**Supplied entries**.
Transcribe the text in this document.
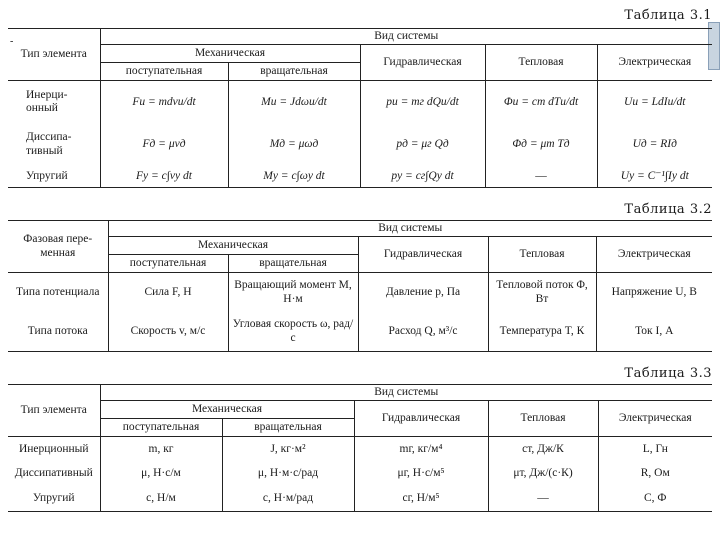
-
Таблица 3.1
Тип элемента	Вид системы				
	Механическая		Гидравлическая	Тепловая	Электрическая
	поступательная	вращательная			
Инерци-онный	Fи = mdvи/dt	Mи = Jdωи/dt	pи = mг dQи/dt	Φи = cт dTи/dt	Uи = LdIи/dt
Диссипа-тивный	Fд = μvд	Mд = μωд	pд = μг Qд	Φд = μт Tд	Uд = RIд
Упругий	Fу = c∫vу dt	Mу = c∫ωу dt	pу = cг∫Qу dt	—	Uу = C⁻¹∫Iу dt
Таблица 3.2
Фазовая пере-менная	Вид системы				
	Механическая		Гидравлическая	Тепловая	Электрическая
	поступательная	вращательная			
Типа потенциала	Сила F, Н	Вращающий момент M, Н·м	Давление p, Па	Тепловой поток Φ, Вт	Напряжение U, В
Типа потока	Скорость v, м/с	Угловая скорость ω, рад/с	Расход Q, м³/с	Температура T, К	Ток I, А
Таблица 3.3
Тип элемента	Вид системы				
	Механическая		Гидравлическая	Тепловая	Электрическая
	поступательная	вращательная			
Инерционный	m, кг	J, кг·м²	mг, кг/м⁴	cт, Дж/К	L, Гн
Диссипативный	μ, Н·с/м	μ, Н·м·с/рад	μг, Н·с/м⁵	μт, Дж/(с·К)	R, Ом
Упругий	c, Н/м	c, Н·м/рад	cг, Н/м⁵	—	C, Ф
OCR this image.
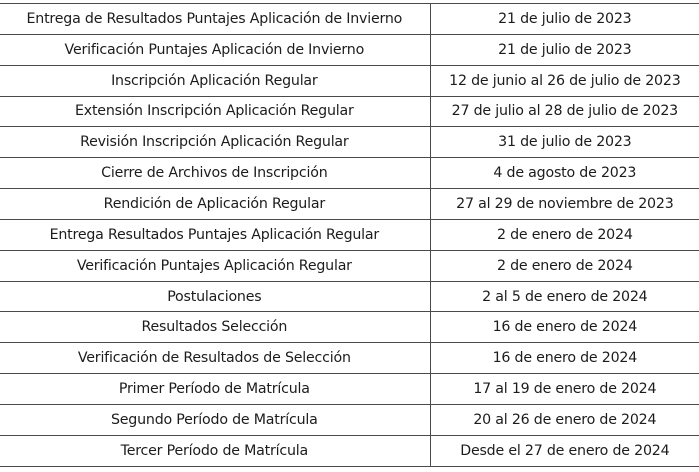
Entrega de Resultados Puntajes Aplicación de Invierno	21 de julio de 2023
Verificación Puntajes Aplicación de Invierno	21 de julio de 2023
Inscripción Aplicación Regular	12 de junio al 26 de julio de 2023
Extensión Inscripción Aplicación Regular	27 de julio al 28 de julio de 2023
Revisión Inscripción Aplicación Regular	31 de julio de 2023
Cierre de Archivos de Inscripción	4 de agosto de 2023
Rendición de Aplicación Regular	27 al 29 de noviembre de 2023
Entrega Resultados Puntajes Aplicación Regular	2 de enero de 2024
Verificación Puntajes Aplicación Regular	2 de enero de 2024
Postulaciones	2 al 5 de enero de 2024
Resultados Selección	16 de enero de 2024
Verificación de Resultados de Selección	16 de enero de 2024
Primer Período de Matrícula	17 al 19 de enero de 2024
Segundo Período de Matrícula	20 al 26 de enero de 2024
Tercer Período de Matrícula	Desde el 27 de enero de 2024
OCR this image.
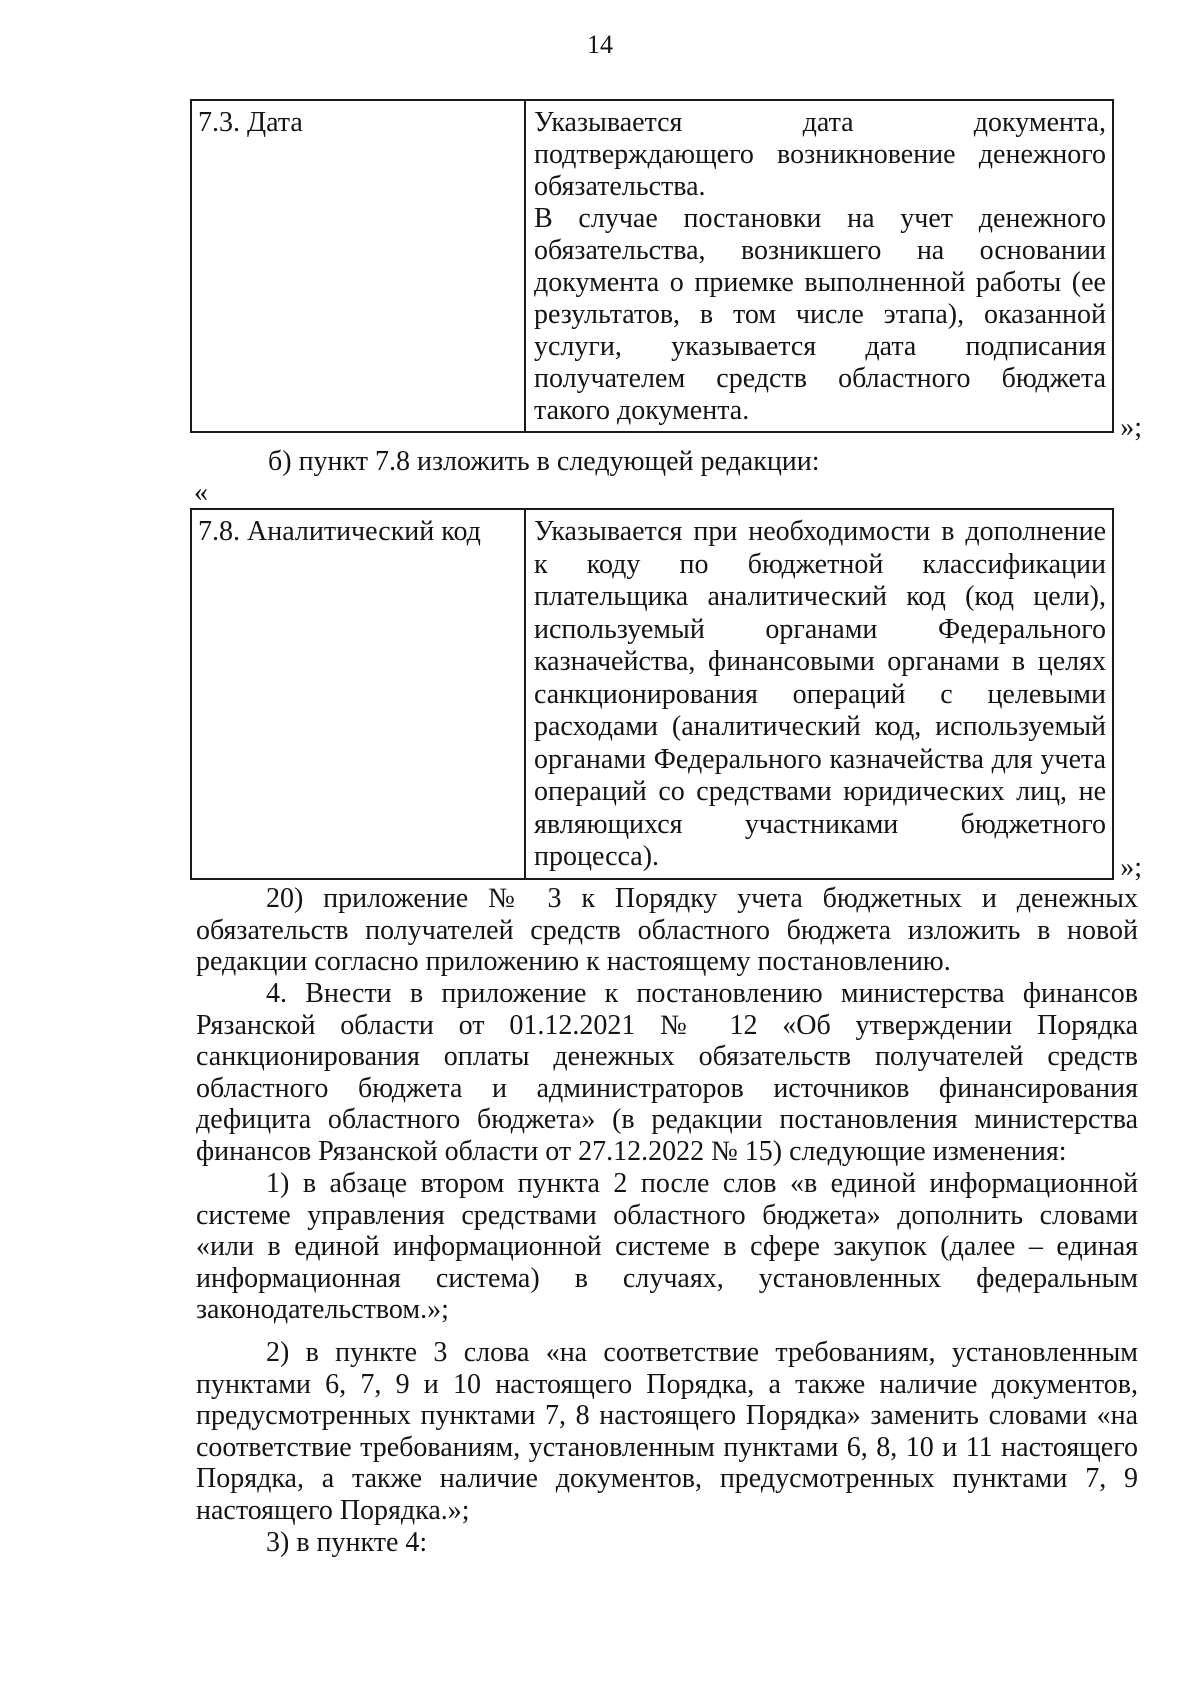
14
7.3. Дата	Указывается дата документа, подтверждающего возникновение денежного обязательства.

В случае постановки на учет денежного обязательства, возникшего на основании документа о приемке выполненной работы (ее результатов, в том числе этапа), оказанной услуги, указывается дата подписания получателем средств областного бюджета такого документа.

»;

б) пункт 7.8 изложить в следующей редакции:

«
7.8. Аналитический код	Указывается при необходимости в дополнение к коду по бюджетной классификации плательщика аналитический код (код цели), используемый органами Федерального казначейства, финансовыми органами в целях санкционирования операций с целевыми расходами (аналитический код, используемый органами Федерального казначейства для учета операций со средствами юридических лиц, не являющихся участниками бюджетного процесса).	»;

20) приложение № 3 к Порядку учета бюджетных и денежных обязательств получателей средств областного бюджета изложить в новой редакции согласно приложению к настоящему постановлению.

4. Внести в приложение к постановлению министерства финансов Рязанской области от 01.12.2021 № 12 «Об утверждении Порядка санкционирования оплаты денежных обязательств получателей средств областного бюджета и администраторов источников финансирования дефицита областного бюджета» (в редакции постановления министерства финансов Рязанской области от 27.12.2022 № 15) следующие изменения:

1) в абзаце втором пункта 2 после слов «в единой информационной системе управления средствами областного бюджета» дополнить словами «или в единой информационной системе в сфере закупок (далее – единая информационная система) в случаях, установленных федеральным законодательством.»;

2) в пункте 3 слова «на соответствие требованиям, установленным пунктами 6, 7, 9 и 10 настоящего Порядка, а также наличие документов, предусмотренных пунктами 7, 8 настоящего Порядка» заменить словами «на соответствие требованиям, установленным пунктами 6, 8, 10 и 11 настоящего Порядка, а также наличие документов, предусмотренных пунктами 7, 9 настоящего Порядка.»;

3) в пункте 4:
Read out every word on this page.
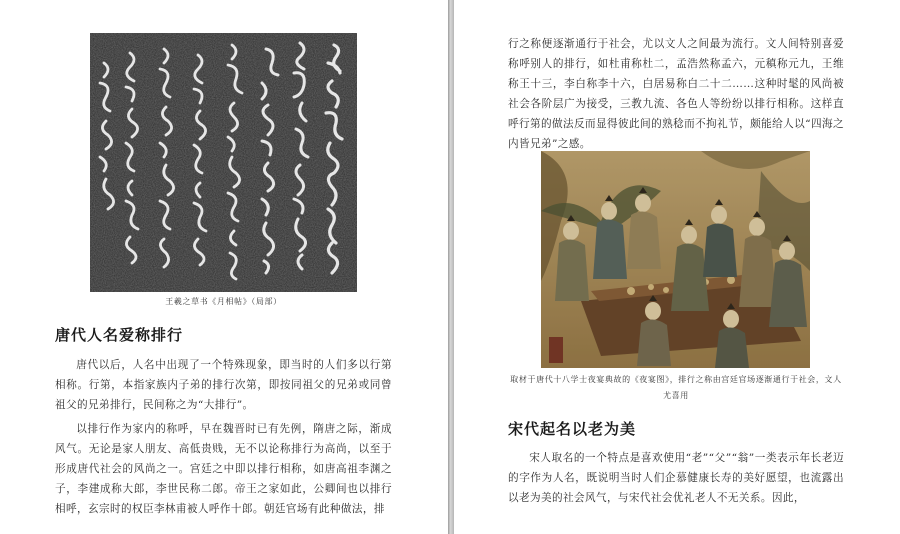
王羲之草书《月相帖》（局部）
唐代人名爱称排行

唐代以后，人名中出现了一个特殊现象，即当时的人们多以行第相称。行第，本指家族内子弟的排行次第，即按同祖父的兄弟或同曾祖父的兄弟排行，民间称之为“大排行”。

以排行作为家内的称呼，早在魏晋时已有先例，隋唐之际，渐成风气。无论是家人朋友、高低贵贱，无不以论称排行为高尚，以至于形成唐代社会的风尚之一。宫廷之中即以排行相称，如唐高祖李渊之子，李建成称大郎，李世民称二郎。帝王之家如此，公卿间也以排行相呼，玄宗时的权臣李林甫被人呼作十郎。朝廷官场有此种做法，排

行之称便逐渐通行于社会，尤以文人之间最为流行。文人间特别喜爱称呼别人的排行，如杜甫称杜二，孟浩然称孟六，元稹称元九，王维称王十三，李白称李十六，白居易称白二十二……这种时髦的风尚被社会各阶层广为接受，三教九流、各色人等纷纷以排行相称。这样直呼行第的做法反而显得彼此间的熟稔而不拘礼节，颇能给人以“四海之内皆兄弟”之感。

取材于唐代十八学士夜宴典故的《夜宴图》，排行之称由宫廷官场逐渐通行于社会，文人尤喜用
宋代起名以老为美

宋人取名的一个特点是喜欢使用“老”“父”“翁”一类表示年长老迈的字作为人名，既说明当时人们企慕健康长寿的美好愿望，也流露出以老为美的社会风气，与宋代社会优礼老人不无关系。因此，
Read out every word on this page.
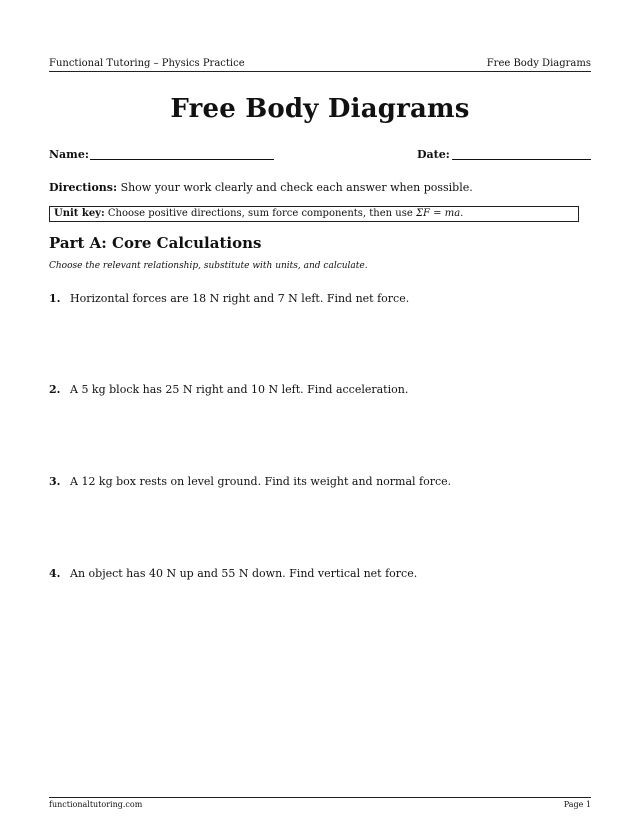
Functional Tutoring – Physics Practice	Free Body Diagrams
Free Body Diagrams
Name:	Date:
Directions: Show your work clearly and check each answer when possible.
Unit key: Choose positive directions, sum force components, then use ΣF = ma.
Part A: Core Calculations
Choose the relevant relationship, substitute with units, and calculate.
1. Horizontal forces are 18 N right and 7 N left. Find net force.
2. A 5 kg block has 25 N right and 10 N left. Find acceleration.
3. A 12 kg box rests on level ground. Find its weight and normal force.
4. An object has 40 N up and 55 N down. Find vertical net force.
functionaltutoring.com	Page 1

**Task to carry out**. Reproduce every line precisely as given, omitting all pictures.

**Solution for this exercise**.
Transcribe the text in this document.
-
Таблица 3.1
Тип элемента	Вид системы				
	Механическая		Гидравлическая	Тепловая	Электрическая
	поступательная	вращательная			
Инерци-онный	Fи = mdvи/dt	Mи = Jdωи/dt	pи = mг dQи/dt	Φи = cт dTи/dt	Uи = LdIи/dt
Диссипа-тивный	Fд = μvд	Mд = μωд	pд = μг Qд	Φд = μт Tд	Uд = RIд
Упругий	Fу = c∫vу dt	Mу = c∫ωу dt	pу = cг∫Qу dt	—	Uу = C⁻¹∫Iу dt
Таблица 3.2
Фазовая пере-менная	Вид системы				
	Механическая		Гидравлическая	Тепловая	Электрическая
	поступательная	вращательная			
Типа потенциала	Сила F, Н	Вращающий момент M, Н·м	Давление p, Па	Тепловой поток Φ, Вт	Напряжение U, В
Типа потока	Скорость v, м/с	Угловая скорость ω, рад/с	Расход Q, м³/с	Температура T, К	Ток I, А
Таблица 3.3
Тип элемента	Вид системы				
	Механическая		Гидравлическая	Тепловая	Электрическая
	поступательная	вращательная			
Инерционный	m, кг	J, кг·м²	mг, кг/м⁴	cт, Дж/К	L, Гн
Диссипативный	μ, Н·с/м	μ, Н·м·с/рад	μг, Н·с/м⁵	μт, Дж/(с·К)	R, Ом
Упругий	c, Н/м	c, Н·м/рад	cг, Н/м⁵	—	C, Ф
OCR this image.
Entrega de Resultados Puntajes Aplicación de Invierno	21 de julio de 2023
Verificación Puntajes Aplicación de Invierno	21 de julio de 2023
Inscripción Aplicación Regular	12 de junio al 26 de julio de 2023
Extensión Inscripción Aplicación Regular	27 de julio al 28 de julio de 2023
Revisión Inscripción Aplicación Regular	31 de julio de 2023
Cierre de Archivos de Inscripción	4 de agosto de 2023
Rendición de Aplicación Regular	27 al 29 de noviembre de 2023
Entrega Resultados Puntajes Aplicación Regular	2 de enero de 2024
Verificación Puntajes Aplicación Regular	2 de enero de 2024
Postulaciones	2 al 5 de enero de 2024
Resultados Selección	16 de enero de 2024
Verificación de Resultados de Selección	16 de enero de 2024
Primer Período de Matrícula	17 al 19 de enero de 2024
Segundo Período de Matrícula	20 al 26 de enero de 2024
Tercer Período de Matrícula	Desde el 27 de enero de 2024
OCR this image.
14
7.3. Дата	Указывается дата документа, подтверждающего возникновение денежного обязательства.

В случае постановки на учет денежного обязательства, возникшего на основании документа о приемке выполненной работы (ее результатов, в том числе этапа), оказанной услуги, указывается дата подписания получателем средств областного бюджета такого документа.

»;

б) пункт 7.8 изложить в следующей редакции:

«
7.8. Аналитический код	Указывается при необходимости в дополнение к коду по бюджетной классификации плательщика аналитический код (код цели), используемый органами Федерального казначейства, финансовыми органами в целях санкционирования операций с целевыми расходами (аналитический код, используемый органами Федерального казначейства для учета операций со средствами юридических лиц, не являющихся участниками бюджетного процесса).	»;

20) приложение № 3 к Порядку учета бюджетных и денежных обязательств получателей средств областного бюджета изложить в новой редакции согласно приложению к настоящему постановлению.

4. Внести в приложение к постановлению министерства финансов Рязанской области от 01.12.2021 № 12 «Об утверждении Порядка санкционирования оплаты денежных обязательств получателей средств областного бюджета и администраторов источников финансирования дефицита областного бюджета» (в редакции постановления министерства финансов Рязанской области от 27.12.2022 № 15) следующие изменения:

1) в абзаце втором пункта 2 после слов «в единой информационной системе управления средствами областного бюджета» дополнить словами «или в единой информационной системе в сфере закупок (далее – единая информационная система) в случаях, установленных федеральным законодательством.»;

2) в пункте 3 слова «на соответствие требованиям, установленным пунктами 6, 7, 9 и 10 настоящего Порядка, а также наличие документов, предусмотренных пунктами 7, 8 настоящего Порядка» заменить словами «на соответствие требованиям, установленным пунктами 6, 8, 10 и 11 настоящего Порядка, а также наличие документов, предусмотренных пунктами 7, 9 настоящего Порядка.»;

3) в пункте 4:
Read out every word on this page.
王羲之草书《月相帖》（局部）
唐代人名爱称排行

唐代以后，人名中出现了一个特殊现象，即当时的人们多以行第相称。行第，本指家族内子弟的排行次第，即按同祖父的兄弟或同曾祖父的兄弟排行，民间称之为“大排行”。

以排行作为家内的称呼，早在魏晋时已有先例，隋唐之际，渐成风气。无论是家人朋友、高低贵贱，无不以论称排行为高尚，以至于形成唐代社会的风尚之一。宫廷之中即以排行相称，如唐高祖李渊之子，李建成称大郎，李世民称二郎。帝王之家如此，公卿间也以排行相呼，玄宗时的权臣李林甫被人呼作十郎。朝廷官场有此种做法，排

行之称便逐渐通行于社会，尤以文人之间最为流行。文人间特别喜爱称呼别人的排行，如杜甫称杜二，孟浩然称孟六，元稹称元九，王维称王十三，李白称李十六，白居易称白二十二……这种时髦的风尚被社会各阶层广为接受，三教九流、各色人等纷纷以排行相称。这样直呼行第的做法反而显得彼此间的熟稔而不拘礼节，颇能给人以“四海之内皆兄弟”之感。

取材于唐代十八学士夜宴典故的《夜宴图》，排行之称由宫廷官场逐渐通行于社会，文人尤喜用
宋代起名以老为美

宋人取名的一个特点是喜欢使用“老”“父”“翁”一类表示年长老迈的字作为人名，既说明当时人们企慕健康长寿的美好愿望，也流露出以老为美的社会风气，与宋代社会优礼老人不无关系。因此，
Read out every word on this page.
Functional Tutoring – Physics Practice	Free Body Diagrams
Free Body Diagrams
Name:	Date:
Directions: Show your work clearly and check each answer when possible.
Unit key: Choose positive directions, sum force components, then use ΣF = ma.
Part A: Core Calculations
Choose the relevant relationship, substitute with units, and calculate.
1. Horizontal forces are 18 N right and 7 N left. Find net force.
2. A 5 kg block has 25 N right and 10 N left. Find acceleration.
3. A 12 kg box rests on level ground. Find its weight and normal force.
4. An object has 40 N up and 55 N down. Find vertical net force.
functionaltutoring.com	Page 1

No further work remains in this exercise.